◆ REQUIRED WORK: Without including any pictures, copy each entry below exactly.

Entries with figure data
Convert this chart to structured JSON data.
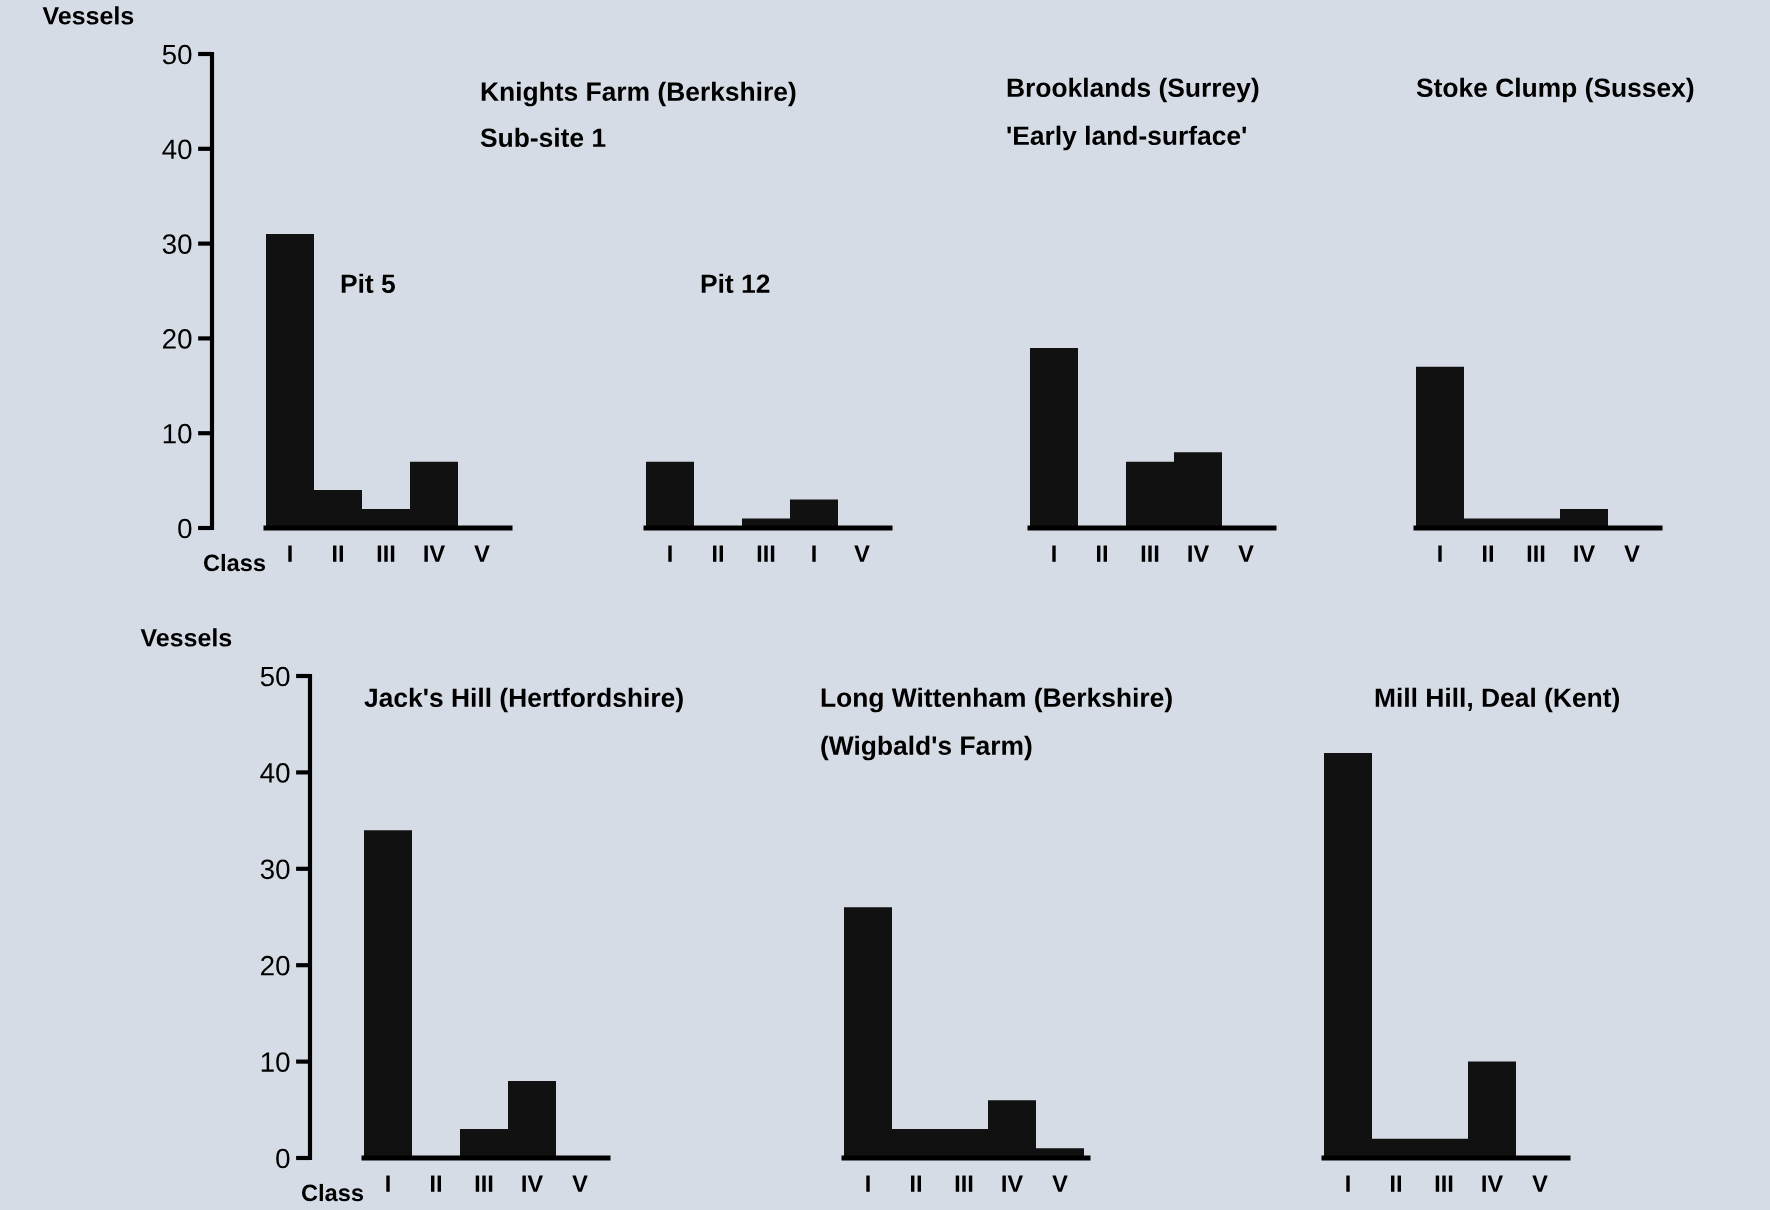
{
  "chart_data": [
    {
      "type": "bar",
      "title": "Pit 5",
      "annotations": [
        "Knights Farm (Berkshire)",
        "Sub-site 1"
      ],
      "ylabel": "Vessels",
      "xlabel": "Class",
      "categories": [
        "I",
        "II",
        "III",
        "IV",
        "V"
      ],
      "values": [
        31,
        4,
        2,
        7,
        0
      ],
      "color": "#111111",
      "ylim": [
        0,
        50
      ],
      "yticks": [
        0,
        10,
        20,
        30,
        40,
        50
      ]
    },
    {
      "type": "bar",
      "title": "Pit 12",
      "categories": [
        "I",
        "II",
        "III",
        "I",
        "V"
      ],
      "values": [
        7,
        0,
        1,
        3,
        0
      ],
      "color": "#111111",
      "ylim": [
        0,
        50
      ],
      "tick_labels": "x"
    },
    {
      "type": "bar",
      "title": "Brooklands (Surrey)",
      "subtitle": "'Early land-surface'",
      "categories": [
        "I",
        "II",
        "III",
        "IV",
        "V"
      ],
      "values": [
        19,
        0,
        7,
        8,
        0
      ],
      "color": "#111111",
      "ylim": [
        0,
        50
      ],
      "tick_labels": "x"
    },
    {
      "type": "bar",
      "title": "Stoke Clump (Sussex)",
      "categories": [
        "I",
        "II",
        "III",
        "IV",
        "V"
      ],
      "values": [
        17,
        1,
        1,
        2,
        0
      ],
      "color": "#111111",
      "ylim": [
        0,
        50
      ],
      "tick_labels": "x"
    },
    {
      "type": "bar",
      "title": "Jack's Hill (Hertfordshire)",
      "ylabel": "Vessels",
      "xlabel": "Class",
      "categories": [
        "I",
        "II",
        "III",
        "IV",
        "V"
      ],
      "values": [
        34,
        0,
        3,
        8,
        0
      ],
      "color": "#111111",
      "ylim": [
        0,
        50
      ],
      "yticks": [
        0,
        10,
        20,
        30,
        40,
        50
      ]
    },
    {
      "type": "bar",
      "title": "Long Wittenham (Berkshire)",
      "subtitle": "(Wigbald's Farm)",
      "categories": [
        "I",
        "II",
        "III",
        "IV",
        "V"
      ],
      "values": [
        26,
        3,
        3,
        6,
        1
      ],
      "color": "#111111",
      "ylim": [
        0,
        50
      ],
      "tick_labels": "x"
    },
    {
      "type": "bar",
      "title": "Mill Hill, Deal (Kent)",
      "categories": [
        "I",
        "II",
        "III",
        "IV",
        "V"
      ],
      "values": [
        42,
        2,
        2,
        10,
        0
      ],
      "color": "#111111",
      "ylim": [
        0,
        50
      ],
      "tick_labels": "x"
    }
  ]
}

◆ EXERCISE SOLUTION:
Convert this chart to structured JSON data.
{
  "chart_data": [
    {
      "type": "bar",
      "title": "Pit 5",
      "annotations": [
        "Knights Farm (Berkshire)",
        "Sub-site 1"
      ],
      "ylabel": "Vessels",
      "xlabel": "Class",
      "categories": [
        "I",
        "II",
        "III",
        "IV",
        "V"
      ],
      "values": [
        31,
        4,
        2,
        7,
        0
      ],
      "color": "#111111",
      "ylim": [
        0,
        50
      ],
      "yticks": [
        0,
        10,
        20,
        30,
        40,
        50
      ]
    },
    {
      "type": "bar",
      "title": "Pit 12",
      "categories": [
        "I",
        "II",
        "III",
        "I",
        "V"
      ],
      "values": [
        7,
        0,
        1,
        3,
        0
      ],
      "color": "#111111",
      "ylim": [
        0,
        50
      ],
      "tick_labels": "x"
    },
    {
      "type": "bar",
      "title": "Brooklands (Surrey)",
      "subtitle": "'Early land-surface'",
      "categories": [
        "I",
        "II",
        "III",
        "IV",
        "V"
      ],
      "values": [
        19,
        0,
        7,
        8,
        0
      ],
      "color": "#111111",
      "ylim": [
        0,
        50
      ],
      "tick_labels": "x"
    },
    {
      "type": "bar",
      "title": "Stoke Clump (Sussex)",
      "categories": [
        "I",
        "II",
        "III",
        "IV",
        "V"
      ],
      "values": [
        17,
        1,
        1,
        2,
        0
      ],
      "color": "#111111",
      "ylim": [
        0,
        50
      ],
      "tick_labels": "x"
    },
    {
      "type": "bar",
      "title": "Jack's Hill (Hertfordshire)",
      "ylabel": "Vessels",
      "xlabel": "Class",
      "categories": [
        "I",
        "II",
        "III",
        "IV",
        "V"
      ],
      "values": [
        34,
        0,
        3,
        8,
        0
      ],
      "color": "#111111",
      "ylim": [
        0,
        50
      ],
      "yticks": [
        0,
        10,
        20,
        30,
        40,
        50
      ]
    },
    {
      "type": "bar",
      "title": "Long Wittenham (Berkshire)",
      "subtitle": "(Wigbald's Farm)",
      "categories": [
        "I",
        "II",
        "III",
        "IV",
        "V"
      ],
      "values": [
        26,
        3,
        3,
        6,
        1
      ],
      "color": "#111111",
      "ylim": [
        0,
        50
      ],
      "tick_labels": "x"
    },
    {
      "type": "bar",
      "title": "Mill Hill, Deal (Kent)",
      "categories": [
        "I",
        "II",
        "III",
        "IV",
        "V"
      ],
      "values": [
        42,
        2,
        2,
        10,
        0
      ],
      "color": "#111111",
      "ylim": [
        0,
        50
      ],
      "tick_labels": "x"
    }
  ]
}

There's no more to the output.